• _WHAT YOU ARE ASKED TO DO_
Go through the listing beneath this task and return every line that carries the string "data".

• _RECORDS PROVIDED_
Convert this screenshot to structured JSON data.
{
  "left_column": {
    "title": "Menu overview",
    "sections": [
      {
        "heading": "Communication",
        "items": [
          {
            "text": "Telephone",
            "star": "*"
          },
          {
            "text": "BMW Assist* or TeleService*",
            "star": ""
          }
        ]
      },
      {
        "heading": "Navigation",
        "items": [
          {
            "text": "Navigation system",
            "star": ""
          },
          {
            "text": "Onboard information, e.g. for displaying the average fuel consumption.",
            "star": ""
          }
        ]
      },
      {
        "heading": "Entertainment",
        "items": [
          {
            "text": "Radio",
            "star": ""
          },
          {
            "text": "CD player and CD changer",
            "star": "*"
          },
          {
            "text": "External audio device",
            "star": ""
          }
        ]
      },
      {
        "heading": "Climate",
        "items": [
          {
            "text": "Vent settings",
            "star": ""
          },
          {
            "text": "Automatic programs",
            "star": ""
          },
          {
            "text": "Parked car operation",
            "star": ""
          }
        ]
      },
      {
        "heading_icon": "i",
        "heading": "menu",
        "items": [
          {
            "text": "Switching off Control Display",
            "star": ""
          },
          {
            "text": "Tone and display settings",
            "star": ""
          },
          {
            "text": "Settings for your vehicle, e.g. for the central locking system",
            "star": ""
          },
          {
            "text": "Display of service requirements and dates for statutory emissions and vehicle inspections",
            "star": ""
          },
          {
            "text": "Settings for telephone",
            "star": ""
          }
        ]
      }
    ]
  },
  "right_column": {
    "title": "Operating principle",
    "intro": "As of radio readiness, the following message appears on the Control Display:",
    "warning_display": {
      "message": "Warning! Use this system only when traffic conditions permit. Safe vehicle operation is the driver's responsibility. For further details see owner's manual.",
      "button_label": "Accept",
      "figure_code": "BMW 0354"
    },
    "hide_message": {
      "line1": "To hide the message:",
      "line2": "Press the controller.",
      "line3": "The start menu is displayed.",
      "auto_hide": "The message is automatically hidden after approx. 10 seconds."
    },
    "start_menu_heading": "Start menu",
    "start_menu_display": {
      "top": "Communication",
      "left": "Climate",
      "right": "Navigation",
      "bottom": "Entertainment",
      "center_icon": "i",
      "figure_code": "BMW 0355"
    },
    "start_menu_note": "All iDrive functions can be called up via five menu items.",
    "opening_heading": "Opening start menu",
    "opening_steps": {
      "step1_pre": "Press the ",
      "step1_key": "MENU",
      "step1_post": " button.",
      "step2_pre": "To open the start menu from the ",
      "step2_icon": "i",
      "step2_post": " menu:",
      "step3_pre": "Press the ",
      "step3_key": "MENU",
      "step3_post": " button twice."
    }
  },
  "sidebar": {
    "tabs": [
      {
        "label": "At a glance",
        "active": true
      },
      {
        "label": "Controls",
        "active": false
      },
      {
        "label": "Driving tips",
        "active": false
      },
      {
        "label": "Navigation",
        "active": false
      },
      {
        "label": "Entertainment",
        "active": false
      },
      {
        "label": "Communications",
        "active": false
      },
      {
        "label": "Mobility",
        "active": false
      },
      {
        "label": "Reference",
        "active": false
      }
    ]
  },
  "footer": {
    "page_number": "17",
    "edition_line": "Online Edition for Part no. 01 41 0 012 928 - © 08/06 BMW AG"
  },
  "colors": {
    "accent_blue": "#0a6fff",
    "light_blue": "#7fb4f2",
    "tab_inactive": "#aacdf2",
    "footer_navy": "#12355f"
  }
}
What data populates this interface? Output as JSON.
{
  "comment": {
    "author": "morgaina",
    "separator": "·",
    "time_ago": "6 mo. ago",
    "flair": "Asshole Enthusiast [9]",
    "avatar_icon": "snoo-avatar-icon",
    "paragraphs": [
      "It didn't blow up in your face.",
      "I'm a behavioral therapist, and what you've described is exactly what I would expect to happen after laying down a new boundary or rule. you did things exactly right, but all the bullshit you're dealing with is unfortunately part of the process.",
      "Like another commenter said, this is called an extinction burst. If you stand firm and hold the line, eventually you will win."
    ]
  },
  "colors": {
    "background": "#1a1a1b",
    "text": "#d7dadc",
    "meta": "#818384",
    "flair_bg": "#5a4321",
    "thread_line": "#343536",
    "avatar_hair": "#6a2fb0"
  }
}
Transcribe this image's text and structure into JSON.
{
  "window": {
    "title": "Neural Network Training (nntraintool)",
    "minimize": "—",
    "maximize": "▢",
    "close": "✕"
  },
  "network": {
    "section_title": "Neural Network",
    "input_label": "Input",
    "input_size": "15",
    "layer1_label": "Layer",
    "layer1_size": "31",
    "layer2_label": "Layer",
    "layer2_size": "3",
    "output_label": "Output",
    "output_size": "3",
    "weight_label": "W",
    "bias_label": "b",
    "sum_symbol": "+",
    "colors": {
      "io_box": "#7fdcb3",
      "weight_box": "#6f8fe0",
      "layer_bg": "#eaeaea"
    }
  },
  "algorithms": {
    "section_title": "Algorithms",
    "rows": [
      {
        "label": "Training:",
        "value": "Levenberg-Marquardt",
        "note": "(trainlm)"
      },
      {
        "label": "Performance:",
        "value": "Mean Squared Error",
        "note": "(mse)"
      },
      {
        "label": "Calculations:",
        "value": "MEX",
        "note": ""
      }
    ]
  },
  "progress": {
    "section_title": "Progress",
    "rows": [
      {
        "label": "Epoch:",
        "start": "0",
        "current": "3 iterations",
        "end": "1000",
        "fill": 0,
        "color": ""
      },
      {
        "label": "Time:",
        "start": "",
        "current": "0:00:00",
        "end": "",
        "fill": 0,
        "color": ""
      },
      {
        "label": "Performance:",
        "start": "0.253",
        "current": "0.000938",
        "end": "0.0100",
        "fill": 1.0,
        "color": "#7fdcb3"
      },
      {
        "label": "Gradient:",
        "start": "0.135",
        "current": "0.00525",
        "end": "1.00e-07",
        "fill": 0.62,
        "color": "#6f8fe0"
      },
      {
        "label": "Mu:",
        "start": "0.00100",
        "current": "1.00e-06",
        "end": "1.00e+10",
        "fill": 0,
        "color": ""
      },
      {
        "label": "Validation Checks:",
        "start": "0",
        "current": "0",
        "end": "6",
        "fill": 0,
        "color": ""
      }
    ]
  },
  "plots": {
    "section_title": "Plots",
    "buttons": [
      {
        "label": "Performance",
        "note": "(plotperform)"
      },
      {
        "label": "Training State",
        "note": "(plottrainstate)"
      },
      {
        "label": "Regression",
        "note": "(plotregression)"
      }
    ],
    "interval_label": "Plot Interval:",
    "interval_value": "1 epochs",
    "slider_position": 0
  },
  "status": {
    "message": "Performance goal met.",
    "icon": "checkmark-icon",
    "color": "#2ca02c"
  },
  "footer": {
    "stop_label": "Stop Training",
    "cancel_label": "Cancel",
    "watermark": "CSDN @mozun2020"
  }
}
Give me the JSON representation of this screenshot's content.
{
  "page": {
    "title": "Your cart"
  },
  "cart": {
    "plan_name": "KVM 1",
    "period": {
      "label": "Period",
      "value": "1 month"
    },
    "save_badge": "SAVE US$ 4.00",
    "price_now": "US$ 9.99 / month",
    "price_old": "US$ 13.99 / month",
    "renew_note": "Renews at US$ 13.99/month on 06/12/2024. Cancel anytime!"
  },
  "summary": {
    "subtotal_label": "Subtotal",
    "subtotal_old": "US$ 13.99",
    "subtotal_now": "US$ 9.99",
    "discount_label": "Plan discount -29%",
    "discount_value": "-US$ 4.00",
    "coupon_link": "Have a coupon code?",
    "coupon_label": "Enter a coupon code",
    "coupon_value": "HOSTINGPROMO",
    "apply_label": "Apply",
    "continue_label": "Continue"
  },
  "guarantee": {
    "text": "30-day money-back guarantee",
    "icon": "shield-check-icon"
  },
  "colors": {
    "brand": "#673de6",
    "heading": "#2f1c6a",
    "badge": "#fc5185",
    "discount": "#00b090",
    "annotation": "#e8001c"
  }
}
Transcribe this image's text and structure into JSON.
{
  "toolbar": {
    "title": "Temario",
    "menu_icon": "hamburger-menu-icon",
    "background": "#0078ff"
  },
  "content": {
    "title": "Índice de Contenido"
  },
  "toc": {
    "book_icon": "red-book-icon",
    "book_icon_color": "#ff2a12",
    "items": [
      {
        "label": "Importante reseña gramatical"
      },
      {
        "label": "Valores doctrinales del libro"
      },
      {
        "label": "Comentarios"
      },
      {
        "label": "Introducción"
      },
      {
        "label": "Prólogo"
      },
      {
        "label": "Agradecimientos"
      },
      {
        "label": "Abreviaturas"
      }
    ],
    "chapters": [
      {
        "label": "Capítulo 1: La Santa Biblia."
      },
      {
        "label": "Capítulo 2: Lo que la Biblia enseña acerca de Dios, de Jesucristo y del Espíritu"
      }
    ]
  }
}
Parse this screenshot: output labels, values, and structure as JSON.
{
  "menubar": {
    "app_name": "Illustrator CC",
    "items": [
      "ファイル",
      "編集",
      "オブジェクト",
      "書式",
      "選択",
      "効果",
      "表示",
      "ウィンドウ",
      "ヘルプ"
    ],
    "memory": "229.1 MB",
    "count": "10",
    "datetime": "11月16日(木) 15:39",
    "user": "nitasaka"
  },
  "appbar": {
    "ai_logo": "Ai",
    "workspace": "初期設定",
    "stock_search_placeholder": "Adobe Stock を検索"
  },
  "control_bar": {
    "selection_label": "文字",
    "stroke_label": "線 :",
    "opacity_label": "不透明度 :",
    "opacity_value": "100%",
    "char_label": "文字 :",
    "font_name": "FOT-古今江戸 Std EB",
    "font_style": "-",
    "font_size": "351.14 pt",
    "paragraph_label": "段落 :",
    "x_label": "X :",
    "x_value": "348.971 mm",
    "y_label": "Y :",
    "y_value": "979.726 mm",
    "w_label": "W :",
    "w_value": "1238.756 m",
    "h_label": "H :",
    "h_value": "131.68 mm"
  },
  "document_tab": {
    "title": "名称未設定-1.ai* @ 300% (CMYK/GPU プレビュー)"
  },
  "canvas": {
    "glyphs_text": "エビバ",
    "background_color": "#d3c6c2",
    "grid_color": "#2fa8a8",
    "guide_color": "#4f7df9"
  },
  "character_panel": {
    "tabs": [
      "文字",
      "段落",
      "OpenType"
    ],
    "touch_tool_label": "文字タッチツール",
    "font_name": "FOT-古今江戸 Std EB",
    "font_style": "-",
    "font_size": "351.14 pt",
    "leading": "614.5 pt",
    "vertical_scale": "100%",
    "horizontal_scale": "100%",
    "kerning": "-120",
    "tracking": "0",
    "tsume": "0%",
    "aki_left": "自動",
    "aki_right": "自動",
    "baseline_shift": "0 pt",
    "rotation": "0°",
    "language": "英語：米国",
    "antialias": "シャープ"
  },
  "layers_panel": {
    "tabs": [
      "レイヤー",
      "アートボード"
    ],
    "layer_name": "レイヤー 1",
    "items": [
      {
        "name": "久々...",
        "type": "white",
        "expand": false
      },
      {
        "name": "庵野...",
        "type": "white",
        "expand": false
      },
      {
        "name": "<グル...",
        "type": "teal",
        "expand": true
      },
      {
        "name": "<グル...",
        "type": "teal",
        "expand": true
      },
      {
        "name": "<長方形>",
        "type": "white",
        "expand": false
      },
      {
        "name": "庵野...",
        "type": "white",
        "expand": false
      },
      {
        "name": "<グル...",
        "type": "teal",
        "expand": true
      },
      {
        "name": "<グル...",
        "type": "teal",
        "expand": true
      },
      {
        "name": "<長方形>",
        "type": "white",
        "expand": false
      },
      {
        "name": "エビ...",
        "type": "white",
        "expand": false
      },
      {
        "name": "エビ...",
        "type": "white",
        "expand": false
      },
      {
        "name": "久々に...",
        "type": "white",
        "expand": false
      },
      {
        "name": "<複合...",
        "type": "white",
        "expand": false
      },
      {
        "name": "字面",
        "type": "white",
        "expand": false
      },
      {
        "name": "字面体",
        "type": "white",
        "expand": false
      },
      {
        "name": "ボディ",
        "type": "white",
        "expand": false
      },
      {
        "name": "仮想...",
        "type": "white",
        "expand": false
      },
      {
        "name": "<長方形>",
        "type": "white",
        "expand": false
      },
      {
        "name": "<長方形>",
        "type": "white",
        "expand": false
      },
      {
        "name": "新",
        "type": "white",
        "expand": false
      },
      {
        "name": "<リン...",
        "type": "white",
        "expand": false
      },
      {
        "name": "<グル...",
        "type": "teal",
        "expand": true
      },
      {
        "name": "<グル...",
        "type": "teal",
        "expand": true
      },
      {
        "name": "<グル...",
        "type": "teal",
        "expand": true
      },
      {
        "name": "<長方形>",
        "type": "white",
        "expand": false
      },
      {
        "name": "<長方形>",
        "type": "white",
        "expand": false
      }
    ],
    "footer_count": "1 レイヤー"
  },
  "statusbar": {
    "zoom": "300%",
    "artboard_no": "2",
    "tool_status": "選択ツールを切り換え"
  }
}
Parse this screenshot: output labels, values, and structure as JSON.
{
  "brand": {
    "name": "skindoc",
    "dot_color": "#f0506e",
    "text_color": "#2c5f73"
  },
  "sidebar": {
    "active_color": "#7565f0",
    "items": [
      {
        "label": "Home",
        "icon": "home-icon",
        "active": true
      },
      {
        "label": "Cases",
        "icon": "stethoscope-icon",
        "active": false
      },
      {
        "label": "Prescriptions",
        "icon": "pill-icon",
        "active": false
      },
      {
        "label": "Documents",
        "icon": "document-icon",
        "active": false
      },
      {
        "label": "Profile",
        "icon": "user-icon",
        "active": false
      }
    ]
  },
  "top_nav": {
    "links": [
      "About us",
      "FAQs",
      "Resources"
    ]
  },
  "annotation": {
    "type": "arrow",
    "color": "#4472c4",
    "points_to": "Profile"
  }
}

• _OUTPUT_
Convert this screenshot to structured JSON data.
What data populates this interface? Output as JSON.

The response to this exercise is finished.